* begin Data rows *

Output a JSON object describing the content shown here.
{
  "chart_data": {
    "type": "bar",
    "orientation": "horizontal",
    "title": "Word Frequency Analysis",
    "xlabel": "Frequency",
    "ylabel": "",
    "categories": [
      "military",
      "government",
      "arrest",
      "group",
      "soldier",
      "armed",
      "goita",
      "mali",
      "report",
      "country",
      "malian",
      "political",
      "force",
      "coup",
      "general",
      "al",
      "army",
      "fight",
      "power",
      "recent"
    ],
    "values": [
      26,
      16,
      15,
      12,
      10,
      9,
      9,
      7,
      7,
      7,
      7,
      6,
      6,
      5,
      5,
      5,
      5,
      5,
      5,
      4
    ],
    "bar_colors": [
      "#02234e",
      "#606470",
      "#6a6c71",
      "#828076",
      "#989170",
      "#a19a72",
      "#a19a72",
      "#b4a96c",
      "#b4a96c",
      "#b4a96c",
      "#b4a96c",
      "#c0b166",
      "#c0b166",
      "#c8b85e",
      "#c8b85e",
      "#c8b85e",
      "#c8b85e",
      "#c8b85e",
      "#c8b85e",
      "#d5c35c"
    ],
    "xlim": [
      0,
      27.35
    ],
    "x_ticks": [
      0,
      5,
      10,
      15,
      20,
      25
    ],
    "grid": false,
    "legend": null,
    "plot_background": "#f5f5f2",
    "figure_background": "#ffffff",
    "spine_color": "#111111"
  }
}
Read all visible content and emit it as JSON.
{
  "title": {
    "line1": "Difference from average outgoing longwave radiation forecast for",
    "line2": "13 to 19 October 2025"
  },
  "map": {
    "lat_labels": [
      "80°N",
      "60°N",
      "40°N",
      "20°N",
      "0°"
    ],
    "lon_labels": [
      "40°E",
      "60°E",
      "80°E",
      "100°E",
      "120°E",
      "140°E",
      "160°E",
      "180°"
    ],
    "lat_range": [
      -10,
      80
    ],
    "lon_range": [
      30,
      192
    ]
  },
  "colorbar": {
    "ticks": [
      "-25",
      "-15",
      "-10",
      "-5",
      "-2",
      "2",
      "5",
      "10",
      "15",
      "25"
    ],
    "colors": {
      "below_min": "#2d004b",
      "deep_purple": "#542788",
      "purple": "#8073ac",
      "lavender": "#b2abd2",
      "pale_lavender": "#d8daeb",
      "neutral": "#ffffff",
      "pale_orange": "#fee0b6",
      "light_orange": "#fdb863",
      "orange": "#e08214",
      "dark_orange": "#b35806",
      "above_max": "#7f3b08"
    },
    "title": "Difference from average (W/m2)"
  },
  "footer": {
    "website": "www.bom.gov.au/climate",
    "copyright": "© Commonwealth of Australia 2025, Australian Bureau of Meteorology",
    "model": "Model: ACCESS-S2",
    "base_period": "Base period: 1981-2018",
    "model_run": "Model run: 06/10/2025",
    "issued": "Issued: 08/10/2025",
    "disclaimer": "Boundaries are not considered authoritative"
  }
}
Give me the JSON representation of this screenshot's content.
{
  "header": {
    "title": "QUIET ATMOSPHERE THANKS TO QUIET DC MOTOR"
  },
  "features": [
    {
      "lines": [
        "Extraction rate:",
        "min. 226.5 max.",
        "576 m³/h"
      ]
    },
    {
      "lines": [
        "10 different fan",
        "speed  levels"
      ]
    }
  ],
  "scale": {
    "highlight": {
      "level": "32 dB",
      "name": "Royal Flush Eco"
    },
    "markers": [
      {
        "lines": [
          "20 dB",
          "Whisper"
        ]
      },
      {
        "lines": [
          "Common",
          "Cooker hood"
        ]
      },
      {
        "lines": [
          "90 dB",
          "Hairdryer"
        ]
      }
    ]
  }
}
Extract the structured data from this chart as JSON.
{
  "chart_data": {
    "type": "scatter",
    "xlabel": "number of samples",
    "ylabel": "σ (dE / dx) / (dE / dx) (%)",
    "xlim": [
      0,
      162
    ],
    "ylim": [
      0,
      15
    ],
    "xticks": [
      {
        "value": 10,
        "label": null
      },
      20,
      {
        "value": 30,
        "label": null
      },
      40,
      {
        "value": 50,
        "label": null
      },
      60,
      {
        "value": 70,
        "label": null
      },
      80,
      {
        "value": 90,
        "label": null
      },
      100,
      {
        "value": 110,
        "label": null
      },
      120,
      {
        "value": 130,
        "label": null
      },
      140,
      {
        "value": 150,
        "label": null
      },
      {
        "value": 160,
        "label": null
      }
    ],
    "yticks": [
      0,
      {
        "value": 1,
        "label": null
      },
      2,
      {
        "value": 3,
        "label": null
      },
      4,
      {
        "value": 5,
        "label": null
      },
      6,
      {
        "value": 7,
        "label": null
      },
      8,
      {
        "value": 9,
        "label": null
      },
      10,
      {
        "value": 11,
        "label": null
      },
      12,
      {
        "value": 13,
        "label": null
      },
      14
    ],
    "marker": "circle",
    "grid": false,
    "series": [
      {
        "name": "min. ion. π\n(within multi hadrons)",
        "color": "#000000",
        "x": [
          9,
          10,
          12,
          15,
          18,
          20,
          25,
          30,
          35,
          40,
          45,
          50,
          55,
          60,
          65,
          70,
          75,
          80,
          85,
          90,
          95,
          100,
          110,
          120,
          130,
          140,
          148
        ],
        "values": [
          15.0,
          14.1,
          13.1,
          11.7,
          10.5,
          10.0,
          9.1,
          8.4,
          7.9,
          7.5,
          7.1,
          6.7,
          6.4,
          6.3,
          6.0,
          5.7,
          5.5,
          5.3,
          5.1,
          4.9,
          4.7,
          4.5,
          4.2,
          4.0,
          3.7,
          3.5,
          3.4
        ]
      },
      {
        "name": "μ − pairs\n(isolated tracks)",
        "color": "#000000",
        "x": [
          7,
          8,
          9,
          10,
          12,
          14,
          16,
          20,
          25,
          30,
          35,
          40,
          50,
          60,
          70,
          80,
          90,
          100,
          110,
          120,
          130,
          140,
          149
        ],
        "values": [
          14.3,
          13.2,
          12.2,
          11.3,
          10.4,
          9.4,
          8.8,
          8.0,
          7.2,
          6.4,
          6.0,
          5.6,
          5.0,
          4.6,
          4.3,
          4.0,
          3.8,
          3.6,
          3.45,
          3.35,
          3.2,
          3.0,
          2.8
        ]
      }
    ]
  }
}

* end Data rows *

• What needs to be done: Find "content". Copy every line it occurs in.

• Final result:
Output a JSON object describing the content shown here.
Read all visible content and emit it as JSON.
Give me the JSON representation of this screenshot's content.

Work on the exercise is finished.